SHORT EXERCISE: Quote the listing in full, exactly as given, minus any pictures.

───── ENTRIES SHOWN ─────

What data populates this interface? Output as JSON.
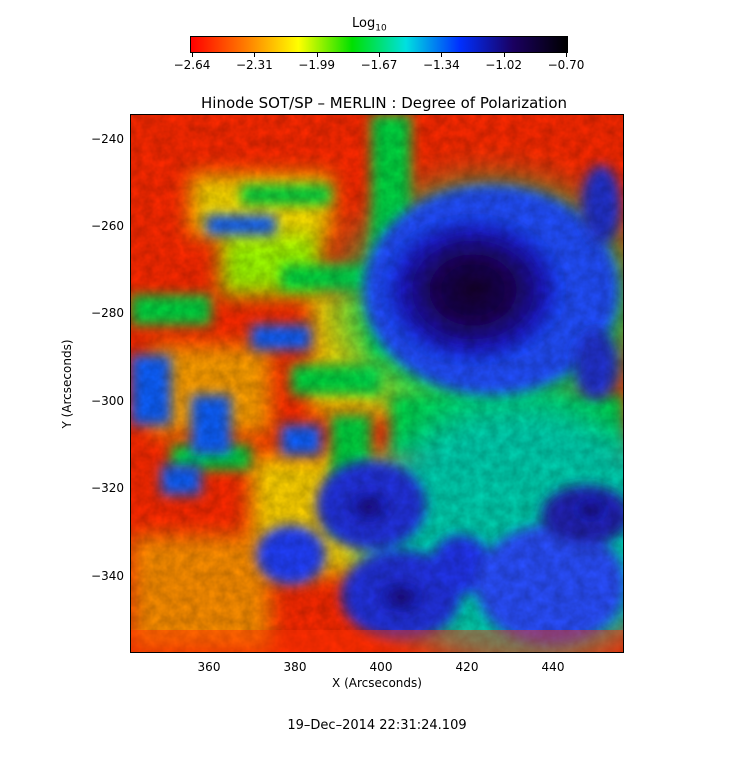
{
  "colorbar": {
    "title": "Log",
    "title_sub": "10",
    "tick_labels": [
      "−2.64",
      "−2.31",
      "−1.99",
      "−1.67",
      "−1.34",
      "−1.02",
      "−0.70"
    ],
    "colors": [
      "#ff0000",
      "#ff7a00",
      "#ffff00",
      "#00e000",
      "#00e0e0",
      "#0030ff",
      "#1a0060",
      "#000000"
    ]
  },
  "title": "Hinode SOT/SP – MERLIN : Degree of Polarization",
  "axes": {
    "xlabel": "X (Arcseconds)",
    "ylabel": "Y (Arcseconds)",
    "xticks": [
      "360",
      "380",
      "400",
      "420",
      "440"
    ],
    "yticks": [
      "−240",
      "−260",
      "−280",
      "−300",
      "−320",
      "−340"
    ]
  },
  "timestamp": "19–Dec–2014 22:31:24.109"
}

─────

RESPONSE TO THIS TASK:
What data populates this interface? Output as JSON.
{
  "colorbar": {
    "title": "Log",
    "title_sub": "10",
    "tick_labels": [
      "−2.64",
      "−2.31",
      "−1.99",
      "−1.67",
      "−1.34",
      "−1.02",
      "−0.70"
    ],
    "colors": [
      "#ff0000",
      "#ff7a00",
      "#ffff00",
      "#00e000",
      "#00e0e0",
      "#0030ff",
      "#1a0060",
      "#000000"
    ]
  },
  "title": "Hinode SOT/SP – MERLIN : Degree of Polarization",
  "axes": {
    "xlabel": "X (Arcseconds)",
    "ylabel": "Y (Arcseconds)",
    "xticks": [
      "360",
      "380",
      "400",
      "420",
      "440"
    ],
    "yticks": [
      "−240",
      "−260",
      "−280",
      "−300",
      "−320",
      "−340"
    ]
  },
  "timestamp": "19–Dec–2014 22:31:24.109"
}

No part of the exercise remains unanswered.